┌─ SELECTED PASSAGE

Tuesday, February 5, 2013

The Truth About Charters


School turnarounds prompt community backlash

Drastic school turnarounds prompt community backlash, rash of civil rights complaints

LOS ANGELES (AP) -- The federal government's push for drastic reforms at chronically low achieving schools has led to takeovers by charter operators, overhauls of staff and curriculum, and even school shutdowns across the country.
It's also generated a growing backlash among the mostly low-income, minority communities where some see the reforms as not only disruptive in struggling neighborhoods, but also as civil rights violations since turnaround efforts primarily affect black and Latino students.
"Our concern is that these reforms have further destabilized our communities," said Jitu Brown, education organizer of Chicago's Kenwood-Oakwood Community Organization. "It's clear there's a different set of rules for African-American and Latino children than for their white counterparts."
The U.S. Department of Education's civil rights office has opened investigations into 33 complaints from parents and community members, representing 29 school districts ranging from big city systems such as Chicago, Detroit and Washington D.C. to smaller cities including Wichita and Ambler, Penn., said spokesman Daren Briscoe. Two additional complaints are under evaluation, and more cities, includingLos Angeles, are preparing their filings.
Last week, Secretary Arne Duncan fielded complaints at a public forum in Washington. The forum was attended by some 250 people who boarded buses, vans and planes from around the country to demand a moratorium on school closings and present a reform model that calls for more community input, among other items.
The recurrent theme is that communities are fed up with substandard education, but want solutions that will not create upheaval at the schools, which are often seen as pillars of stability in neighborhoods where social fabric is fragile.
Instead of focusing on dramatically changing the structure of a school, officials should invest in improving teaching, learning, equipment, and community engagement, which happens more often at schools in white, affluent neighborhoods, Brown said.
"But the response of the school district is to throw a grenade into our schools," Brown said.
Reformers say civil rights complaints are misguided because school failure disproportionately impacts minorities in the first place. Turnarounds are efforts to improve that, said Michael Petrilli, executive vice president of the Thomas B. Fordham Institute, an education think tank.
However, he noted that turnarounds are often a "Band-Aid solution. Most of the turnarounds aren't going to succeed because the school continues to exist in a dysfunctional school system. Radical change at the district may be what's needed."
Federal officials said they are open to working with communities to lessen the impact of turnarounds.
"On the ground, these policies can have an impact we don't see," Briscoe said. "But there's no promise that we'll be able to satisfy all people."
Overhauling the nation's 5,000 lowest-performing schools is a cornerstone of the Obama administration's education policy. To do that, the federal government revamped the existing School Improvement Grant program, boosting it from a $125 million annual initiative in 2007 to $535 million for the current school year.
Under the renewed program, which launched in 2010 with a onetime $3.5 billion infusion, districts receive grants to institute one of four school jumpstart models. They can turn the school over to a charter or other operator, replace at least half of the staff and principal, transform the school with a new principal and learning strategy, or simply close the school. Improvement schools can receive up to $2 million annually for three years.

└─
┌─ EXERCISE DATA

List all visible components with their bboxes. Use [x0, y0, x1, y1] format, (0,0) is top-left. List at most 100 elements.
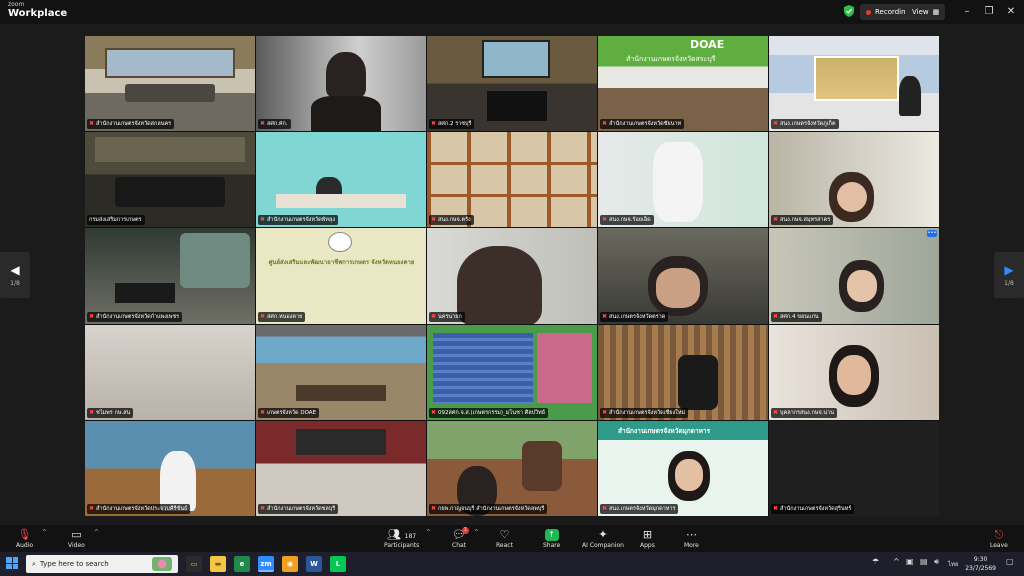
mic-off-icon: ✖: [431, 216, 437, 224]
participant-name: ✖ สำนักงานเกษตรจังหวัดสกลนคร: [87, 119, 175, 130]
apps-button[interactable]: ⊞ Apps: [640, 528, 655, 549]
participant-tile[interactable]: ✖ นครนายก: [427, 228, 597, 324]
windows-start-icon[interactable]: [6, 557, 18, 569]
participant-tile[interactable]: ✖ สนง.เกษตรจังหวัดภูเก็ต: [769, 36, 939, 132]
firefox-icon[interactable]: ◉: [282, 556, 298, 572]
participant-tile[interactable]: ✖ ชไมพร กษ.สน: [85, 324, 255, 420]
react-button[interactable]: ♡ React: [496, 528, 513, 549]
close-button[interactable]: ✕: [1002, 3, 1020, 21]
participant-tile[interactable]: ••• ✖ สศก.4 ขอนแก่น: [769, 228, 939, 324]
tray-app-icon[interactable]: ▣: [906, 557, 914, 566]
taskbar-search-input[interactable]: ⌕ Type here to search: [26, 555, 178, 573]
chat-button[interactable]: 💬︎ 1 Chat: [452, 527, 469, 549]
view-button[interactable]: View ▦: [906, 4, 946, 20]
participant-name: ✖ 092สศก.จ.ส.(เกษตรกรรม)_มโนชา ศิลปวิทย์: [429, 407, 548, 418]
zoom-app-icon[interactable]: zm: [258, 556, 274, 572]
participant-tile-active-speaker[interactable]: กรมส่งเสริมการเกษตร: [85, 132, 255, 228]
audio-button[interactable]: 🎙︎ Audio: [16, 528, 33, 549]
participant-tile[interactable]: ✖ สำนักงานเกษตรจังหวัดเชียงใหม่: [598, 324, 768, 420]
page-indicator-right: 1/8: [1004, 280, 1014, 287]
participant-tile[interactable]: DOAE สำนักงานเกษตรจังหวัดสระบุรี ✖ สำนักง…: [598, 36, 768, 132]
leave-button[interactable]: ⎋ Leave: [990, 528, 1008, 549]
participant-name: ✖ สนง.เกษตรจังหวัดภูเก็ต: [771, 119, 839, 130]
page-indicator-left: 1/8: [10, 280, 20, 287]
clock-date: 23/7/2569: [965, 565, 996, 572]
mic-off-icon: ✖: [773, 408, 779, 416]
ai-companion-button[interactable]: ✦ AI Companion: [582, 528, 624, 549]
zoom-window: zoom Workplace Recording View ▦ – ❐ ✕ ◀ …: [0, 0, 1024, 576]
restore-button[interactable]: ❐: [980, 3, 998, 21]
participants-label: Participants: [384, 542, 420, 549]
participant-tile[interactable]: ✖ สนง.กษจ.สมุทรสาคร: [769, 132, 939, 228]
mic-off-icon: ✖: [431, 120, 437, 128]
audio-options-caret-icon[interactable]: ^: [42, 529, 47, 536]
participant-tile[interactable]: ✖ สนง.กษจ.ตรัง: [427, 132, 597, 228]
participants-icon: 👥︎ 187: [387, 528, 417, 541]
weather-icon[interactable]: ☂: [872, 557, 879, 566]
brand-big: Workplace: [8, 8, 68, 19]
heart-icon: ♡: [499, 528, 510, 541]
participant-tile[interactable]: ✖ สศก.ศก.: [256, 36, 426, 132]
participant-tile[interactable]: ✖ สำนักงานเกษตรจังหวัดพัทลุง: [256, 132, 426, 228]
file-explorer-icon[interactable]: ▬: [210, 556, 226, 572]
participant-name: ✖ สนง.กษจ.สมุทรสาคร: [771, 215, 834, 226]
participant-tile[interactable]: ศูนย์ส่งเสริมและพัฒนาอาชีพการเกษตร จังหว…: [256, 228, 426, 324]
network-icon[interactable]: ▤: [920, 557, 928, 566]
meeting-toolbar: 🎙︎ Audio ^ ▭ Video ^ 👥︎ 187 Participants…: [0, 525, 1024, 552]
mic-off-icon: ✖: [602, 120, 608, 128]
volume-icon[interactable]: 🔊︎: [934, 557, 939, 567]
participant-tile[interactable]: ✖ กยพ.กาญจนบุรี สำนักงานเกษตรจังหวัดลพบุร…: [427, 420, 597, 516]
participant-tile[interactable]: ✖ สศก.2 ราชบุรี: [427, 36, 597, 132]
word-icon[interactable]: W: [306, 556, 322, 572]
line-app-icon[interactable]: L: [330, 556, 346, 572]
more-options-icon[interactable]: •••: [927, 230, 937, 238]
more-dots-icon: ⋯: [685, 528, 697, 541]
sparkle-icon: ✦: [598, 528, 608, 541]
edge-browser-icon[interactable]: e: [234, 556, 250, 572]
participant-tile[interactable]: ✖ สนง.เกษตรจังหวัดตราด: [598, 228, 768, 324]
participant-tile[interactable]: ✖ สำนักงานเกษตรจังหวัดสกลนคร: [85, 36, 255, 132]
video-options-caret-icon[interactable]: ^: [94, 529, 99, 536]
participant-tile[interactable]: ✖ 092สศก.จ.ส.(เกษตรกรรม)_มโนชา ศิลปวิทย์: [427, 324, 597, 420]
participant-name: กรมส่งเสริมการเกษตร: [87, 215, 145, 226]
security-shield-icon[interactable]: [844, 5, 856, 19]
participant-tile[interactable]: ✖ เกษตรจังหวัด DOAE: [256, 324, 426, 420]
leave-door-icon: ⎋: [994, 528, 1004, 541]
app-brand: zoom Workplace: [8, 2, 67, 19]
mic-off-icon: ✖: [260, 312, 266, 320]
system-clock[interactable]: 9:30 23/7/2569: [965, 555, 996, 573]
language-indicator[interactable]: ไทย: [948, 559, 959, 569]
video-label: Video: [68, 542, 85, 549]
participants-count: 187: [404, 533, 417, 540]
participant-tile[interactable]: ✖ สนง.กษจ.ร้อยเอ็ด: [598, 132, 768, 228]
mic-off-icon: ✖: [773, 120, 779, 128]
mic-off-icon: ✖: [773, 312, 779, 320]
video-button[interactable]: ▭ Video: [68, 528, 85, 549]
next-page-button[interactable]: ▶ 1/8: [994, 252, 1024, 298]
share-label: Share: [543, 542, 561, 549]
participant-tile[interactable]: ✖ สำนักงานเกษตรจังหวัดสุรินทร์: [769, 420, 939, 516]
share-screen-icon: ↑: [544, 529, 559, 541]
minimize-button[interactable]: –: [958, 3, 976, 21]
previous-page-button[interactable]: ◀ 1/8: [0, 252, 30, 298]
participant-tile[interactable]: ✖ สำนักงานเกษตรจังหวัดกำแพงเพชร: [85, 228, 255, 324]
participant-tile[interactable]: ✖ สำนักงานเกษตรจังหวัดประจวบคีรีขันธ์: [85, 420, 255, 516]
participant-name: ✖ สำนักงานเกษตรจังหวัดเชียงใหม่: [600, 407, 689, 418]
participant-tile[interactable]: ✖ สำนักงานเกษตรจังหวัดชลบุรี: [256, 420, 426, 516]
task-view-icon[interactable]: ▭: [186, 556, 202, 572]
notification-icon[interactable]: ▢: [1006, 557, 1014, 566]
participants-options-caret-icon[interactable]: ^: [426, 529, 431, 536]
chat-options-caret-icon[interactable]: ^: [474, 529, 479, 536]
tray-chevron-up-icon[interactable]: ^: [893, 557, 900, 566]
more-button[interactable]: ⋯ More: [684, 528, 699, 549]
mic-off-icon: ✖: [431, 504, 437, 512]
mic-off-icon: ✖: [773, 504, 779, 512]
mic-off-icon: ✖: [260, 504, 266, 512]
mic-off-icon: ✖: [89, 504, 95, 512]
participant-tile[interactable]: สำนักงานเกษตรจังหวัดมุกดาหาร ✖ สนง.เกษตรจ…: [598, 420, 768, 516]
participants-button[interactable]: 👥︎ 187 Participants: [384, 528, 419, 549]
audio-label: Audio: [16, 542, 34, 549]
participant-tile[interactable]: ✖ บุคลากรสนง.กษจ.น่าน: [769, 324, 939, 420]
video-gallery: ✖ สำนักงานเกษตรจังหวัดสกลนคร ✖ สศก.ศก. ✖ สศ…: [85, 36, 939, 516]
share-button[interactable]: ↑ Share: [543, 528, 560, 549]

└─

_REQUIRED TASKS_
A) Write out the passage of the article on school turnarounds that opens with the words "Under the renewed" and closes with "for three years.".
B) Pull out every line of the rows that contains the string "label", treating uppercase and lowercase letters as different.

_ANSWERS FOR THIS EXERCISE_
A)
Under the renewed program, which launched in 2010 with a onetime $3.5 billion infusion, districts receive grants to institute one of four school jumpstart models. They can turn the school over to a charter or other operator, replace at least half of the staff and principal, transform the school with a new principal and learning strategy, or simply close the school. Improvement schools can receive up to $2 million annually for three years.

B)
participants-label: Participants: [384, 542, 420, 549]
video-label: Video: [68, 542, 85, 549]
share-label: Share: [543, 542, 561, 549]
audio-label: Audio: [16, 542, 34, 549]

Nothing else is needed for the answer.